++++ ENTRIES PROVIDED

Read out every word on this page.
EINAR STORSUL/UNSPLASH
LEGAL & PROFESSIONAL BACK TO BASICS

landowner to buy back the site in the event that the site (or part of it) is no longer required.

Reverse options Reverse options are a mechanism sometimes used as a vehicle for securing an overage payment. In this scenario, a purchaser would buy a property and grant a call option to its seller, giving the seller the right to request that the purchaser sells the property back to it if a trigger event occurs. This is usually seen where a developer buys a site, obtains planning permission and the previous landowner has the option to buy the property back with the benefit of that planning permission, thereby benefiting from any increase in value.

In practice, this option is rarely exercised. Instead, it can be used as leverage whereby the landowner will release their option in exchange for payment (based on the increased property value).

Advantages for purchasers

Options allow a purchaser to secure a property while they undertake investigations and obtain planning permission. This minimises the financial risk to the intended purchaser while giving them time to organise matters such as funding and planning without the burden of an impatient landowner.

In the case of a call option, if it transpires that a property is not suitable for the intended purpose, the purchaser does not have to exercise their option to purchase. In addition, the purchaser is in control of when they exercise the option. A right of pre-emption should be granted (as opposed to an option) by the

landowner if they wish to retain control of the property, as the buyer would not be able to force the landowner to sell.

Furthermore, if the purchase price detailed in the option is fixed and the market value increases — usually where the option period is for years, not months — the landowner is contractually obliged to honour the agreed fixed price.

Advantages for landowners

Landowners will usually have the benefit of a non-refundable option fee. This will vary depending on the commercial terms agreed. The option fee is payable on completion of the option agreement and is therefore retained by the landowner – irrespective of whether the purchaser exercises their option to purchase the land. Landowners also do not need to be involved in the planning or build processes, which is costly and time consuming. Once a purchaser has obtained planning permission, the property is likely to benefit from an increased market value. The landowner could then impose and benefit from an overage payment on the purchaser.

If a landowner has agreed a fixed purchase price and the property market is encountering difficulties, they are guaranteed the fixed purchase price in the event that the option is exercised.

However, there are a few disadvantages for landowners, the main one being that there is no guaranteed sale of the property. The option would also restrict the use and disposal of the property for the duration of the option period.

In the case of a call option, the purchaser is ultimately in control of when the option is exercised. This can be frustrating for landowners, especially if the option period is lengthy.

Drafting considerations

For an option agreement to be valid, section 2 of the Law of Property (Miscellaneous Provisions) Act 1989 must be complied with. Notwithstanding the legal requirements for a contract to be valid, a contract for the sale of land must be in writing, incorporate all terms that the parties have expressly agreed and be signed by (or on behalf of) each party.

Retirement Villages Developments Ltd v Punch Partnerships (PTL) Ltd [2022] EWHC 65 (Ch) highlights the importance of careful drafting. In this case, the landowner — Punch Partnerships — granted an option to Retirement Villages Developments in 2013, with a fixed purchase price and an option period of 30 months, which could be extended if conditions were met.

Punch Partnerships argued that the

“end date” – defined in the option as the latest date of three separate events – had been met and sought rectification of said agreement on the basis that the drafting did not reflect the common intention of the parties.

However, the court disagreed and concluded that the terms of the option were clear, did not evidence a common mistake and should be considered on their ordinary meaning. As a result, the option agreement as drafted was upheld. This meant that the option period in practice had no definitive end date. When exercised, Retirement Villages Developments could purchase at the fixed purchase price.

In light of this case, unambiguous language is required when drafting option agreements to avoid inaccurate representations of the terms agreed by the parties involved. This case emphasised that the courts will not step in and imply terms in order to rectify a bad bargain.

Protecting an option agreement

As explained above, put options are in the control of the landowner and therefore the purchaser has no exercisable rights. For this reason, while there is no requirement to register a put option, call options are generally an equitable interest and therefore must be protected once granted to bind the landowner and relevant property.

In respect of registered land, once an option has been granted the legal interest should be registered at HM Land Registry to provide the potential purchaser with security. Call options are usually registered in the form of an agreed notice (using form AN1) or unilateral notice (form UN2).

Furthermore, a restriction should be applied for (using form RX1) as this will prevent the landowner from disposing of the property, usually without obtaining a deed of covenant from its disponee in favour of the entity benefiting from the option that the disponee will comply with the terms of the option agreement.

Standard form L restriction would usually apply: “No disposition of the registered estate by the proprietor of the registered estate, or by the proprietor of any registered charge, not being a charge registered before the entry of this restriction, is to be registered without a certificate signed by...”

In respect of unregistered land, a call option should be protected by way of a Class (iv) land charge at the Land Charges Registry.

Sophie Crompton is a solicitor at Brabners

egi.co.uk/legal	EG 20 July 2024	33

++++++++

Return the number of lines that include the word "while", and nothing else.

EXPECTED ANSWER:
2